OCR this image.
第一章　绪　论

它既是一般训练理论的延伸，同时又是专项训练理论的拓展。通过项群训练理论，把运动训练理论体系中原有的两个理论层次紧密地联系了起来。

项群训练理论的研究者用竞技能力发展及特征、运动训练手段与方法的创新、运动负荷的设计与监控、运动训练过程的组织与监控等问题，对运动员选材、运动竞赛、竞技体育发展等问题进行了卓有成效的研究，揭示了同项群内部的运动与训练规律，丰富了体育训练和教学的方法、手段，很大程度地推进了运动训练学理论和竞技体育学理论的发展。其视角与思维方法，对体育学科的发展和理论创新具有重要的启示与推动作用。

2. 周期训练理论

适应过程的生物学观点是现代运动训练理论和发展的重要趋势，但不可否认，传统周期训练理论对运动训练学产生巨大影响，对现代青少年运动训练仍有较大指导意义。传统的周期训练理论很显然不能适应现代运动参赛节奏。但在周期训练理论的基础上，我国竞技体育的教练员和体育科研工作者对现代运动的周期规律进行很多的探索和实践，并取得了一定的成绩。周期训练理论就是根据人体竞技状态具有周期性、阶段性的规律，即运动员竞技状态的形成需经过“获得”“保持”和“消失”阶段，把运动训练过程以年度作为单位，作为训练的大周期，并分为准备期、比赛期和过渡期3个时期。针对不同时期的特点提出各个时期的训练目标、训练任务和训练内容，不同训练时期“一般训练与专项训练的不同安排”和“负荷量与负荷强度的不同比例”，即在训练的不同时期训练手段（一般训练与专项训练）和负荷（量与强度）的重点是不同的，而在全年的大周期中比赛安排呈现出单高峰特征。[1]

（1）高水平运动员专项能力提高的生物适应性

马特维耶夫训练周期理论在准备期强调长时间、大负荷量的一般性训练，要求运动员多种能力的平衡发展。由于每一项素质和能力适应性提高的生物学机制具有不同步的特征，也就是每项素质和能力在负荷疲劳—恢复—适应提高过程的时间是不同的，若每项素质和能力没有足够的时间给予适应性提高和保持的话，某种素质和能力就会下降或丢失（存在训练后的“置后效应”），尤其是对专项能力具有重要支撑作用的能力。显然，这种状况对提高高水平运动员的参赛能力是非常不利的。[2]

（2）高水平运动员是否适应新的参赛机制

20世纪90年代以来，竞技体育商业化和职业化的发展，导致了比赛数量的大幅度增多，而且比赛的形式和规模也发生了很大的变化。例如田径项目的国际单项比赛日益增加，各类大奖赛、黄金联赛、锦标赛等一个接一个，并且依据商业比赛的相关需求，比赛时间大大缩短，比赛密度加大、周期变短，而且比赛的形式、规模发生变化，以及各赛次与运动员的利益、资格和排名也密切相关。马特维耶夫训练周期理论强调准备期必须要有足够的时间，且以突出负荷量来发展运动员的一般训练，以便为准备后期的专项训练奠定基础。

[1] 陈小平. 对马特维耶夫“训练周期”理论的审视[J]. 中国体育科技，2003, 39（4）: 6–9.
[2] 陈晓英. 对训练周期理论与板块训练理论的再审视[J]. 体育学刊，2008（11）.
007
- - -
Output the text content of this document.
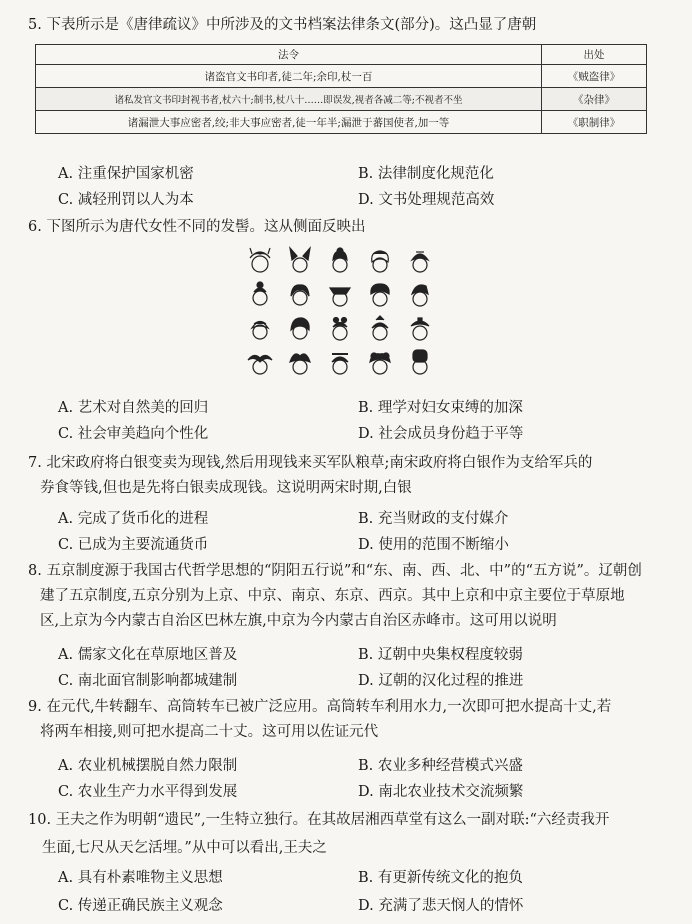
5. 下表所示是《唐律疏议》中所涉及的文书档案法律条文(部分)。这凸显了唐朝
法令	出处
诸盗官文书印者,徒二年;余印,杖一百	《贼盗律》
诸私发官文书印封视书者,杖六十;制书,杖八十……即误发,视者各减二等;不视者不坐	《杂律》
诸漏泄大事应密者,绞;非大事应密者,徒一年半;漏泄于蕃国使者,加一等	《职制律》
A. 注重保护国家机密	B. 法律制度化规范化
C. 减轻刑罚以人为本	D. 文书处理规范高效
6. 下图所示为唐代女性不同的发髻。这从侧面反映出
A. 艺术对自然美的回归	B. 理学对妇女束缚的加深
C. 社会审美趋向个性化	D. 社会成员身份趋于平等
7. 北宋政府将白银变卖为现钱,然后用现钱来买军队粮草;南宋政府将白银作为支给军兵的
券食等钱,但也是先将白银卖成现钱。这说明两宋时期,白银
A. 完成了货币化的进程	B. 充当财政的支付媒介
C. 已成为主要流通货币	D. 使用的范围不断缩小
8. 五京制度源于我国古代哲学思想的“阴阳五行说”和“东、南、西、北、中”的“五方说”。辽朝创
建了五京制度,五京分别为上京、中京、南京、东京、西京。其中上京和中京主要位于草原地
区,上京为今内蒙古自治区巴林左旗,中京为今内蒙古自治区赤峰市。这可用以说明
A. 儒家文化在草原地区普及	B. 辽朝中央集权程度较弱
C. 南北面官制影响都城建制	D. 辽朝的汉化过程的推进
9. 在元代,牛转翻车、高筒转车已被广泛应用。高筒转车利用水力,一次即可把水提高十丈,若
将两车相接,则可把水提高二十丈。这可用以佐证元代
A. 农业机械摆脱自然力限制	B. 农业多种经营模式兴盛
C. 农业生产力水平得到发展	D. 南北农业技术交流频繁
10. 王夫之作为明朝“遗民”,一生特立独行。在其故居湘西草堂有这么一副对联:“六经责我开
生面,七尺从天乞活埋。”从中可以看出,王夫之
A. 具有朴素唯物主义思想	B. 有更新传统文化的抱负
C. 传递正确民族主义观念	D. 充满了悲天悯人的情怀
- - -
* [Task objective]
Look above for lines with the word "this" and copy them all.

* [Written solution]
OCR this image.
Output the text content of this document.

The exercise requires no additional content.